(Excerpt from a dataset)
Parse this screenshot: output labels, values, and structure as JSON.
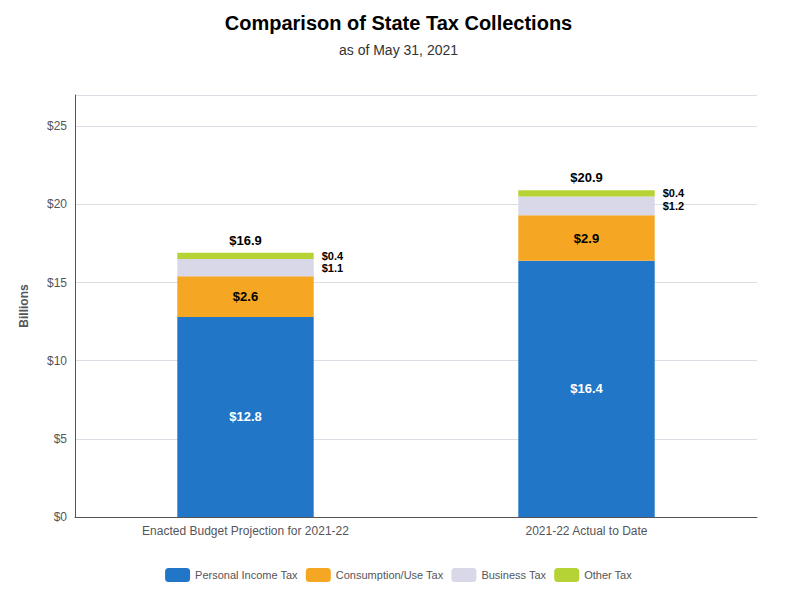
{
  "chart_data": {
    "type": "bar",
    "title": "Comparison of State Tax Collections",
    "subtitle": "as of May 31, 2021",
    "categories": [
      "Enacted Budget Projection for 2021-22",
      "2021-22 Actual to Date"
    ],
    "stacked": true,
    "data_labels": true,
    "series": [
      {
        "name": "Personal Income Tax",
        "color": "#2176c7",
        "values": [
          12.8,
          16.4
        ],
        "value_labels": [
          "$12.8",
          "$16.4"
        ]
      },
      {
        "name": "Consumption/Use Tax",
        "color": "#f5a623",
        "values": [
          2.6,
          2.9
        ],
        "value_labels": [
          "$2.6",
          "$2.9"
        ]
      },
      {
        "name": "Business Tax",
        "color": "#d8d8e8",
        "values": [
          1.1,
          1.2
        ],
        "value_labels": [
          "$1.1",
          "$1.2"
        ]
      },
      {
        "name": "Other Tax",
        "color": "#b5d335",
        "values": [
          0.4,
          0.4
        ],
        "value_labels": [
          "$0.4",
          "$0.4"
        ]
      }
    ],
    "totals": [
      16.9,
      20.9
    ],
    "total_labels": [
      "$16.9",
      "$20.9"
    ],
    "ylabel": "Billions",
    "ylim": [
      0,
      27
    ],
    "yticks": [
      {
        "value": 0,
        "label": "$0"
      },
      {
        "value": 5,
        "label": "$5"
      },
      {
        "value": 10,
        "label": "$10"
      },
      {
        "value": 15,
        "label": "$15"
      },
      {
        "value": 20,
        "label": "$20"
      },
      {
        "value": 25,
        "label": "$25"
      }
    ],
    "grid": true,
    "legend": "bottom"
  }
}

Set exercise.
Retype everything in the material word for word, minus pictures.

Task response.
Parse this screenshot: output labels, values, and structure as JSON.
{
  "chart_data": {
    "type": "bar",
    "title": "Comparison of State Tax Collections",
    "subtitle": "as of May 31, 2021",
    "categories": [
      "Enacted Budget Projection for 2021-22",
      "2021-22 Actual to Date"
    ],
    "stacked": true,
    "data_labels": true,
    "series": [
      {
        "name": "Personal Income Tax",
        "color": "#2176c7",
        "values": [
          12.8,
          16.4
        ],
        "value_labels": [
          "$12.8",
          "$16.4"
        ]
      },
      {
        "name": "Consumption/Use Tax",
        "color": "#f5a623",
        "values": [
          2.6,
          2.9
        ],
        "value_labels": [
          "$2.6",
          "$2.9"
        ]
      },
      {
        "name": "Business Tax",
        "color": "#d8d8e8",
        "values": [
          1.1,
          1.2
        ],
        "value_labels": [
          "$1.1",
          "$1.2"
        ]
      },
      {
        "name": "Other Tax",
        "color": "#b5d335",
        "values": [
          0.4,
          0.4
        ],
        "value_labels": [
          "$0.4",
          "$0.4"
        ]
      }
    ],
    "totals": [
      16.9,
      20.9
    ],
    "total_labels": [
      "$16.9",
      "$20.9"
    ],
    "ylabel": "Billions",
    "ylim": [
      0,
      27
    ],
    "yticks": [
      {
        "value": 0,
        "label": "$0"
      },
      {
        "value": 5,
        "label": "$5"
      },
      {
        "value": 10,
        "label": "$10"
      },
      {
        "value": 15,
        "label": "$15"
      },
      {
        "value": 20,
        "label": "$20"
      },
      {
        "value": 25,
        "label": "$25"
      }
    ],
    "grid": true,
    "legend": "bottom"
  }
}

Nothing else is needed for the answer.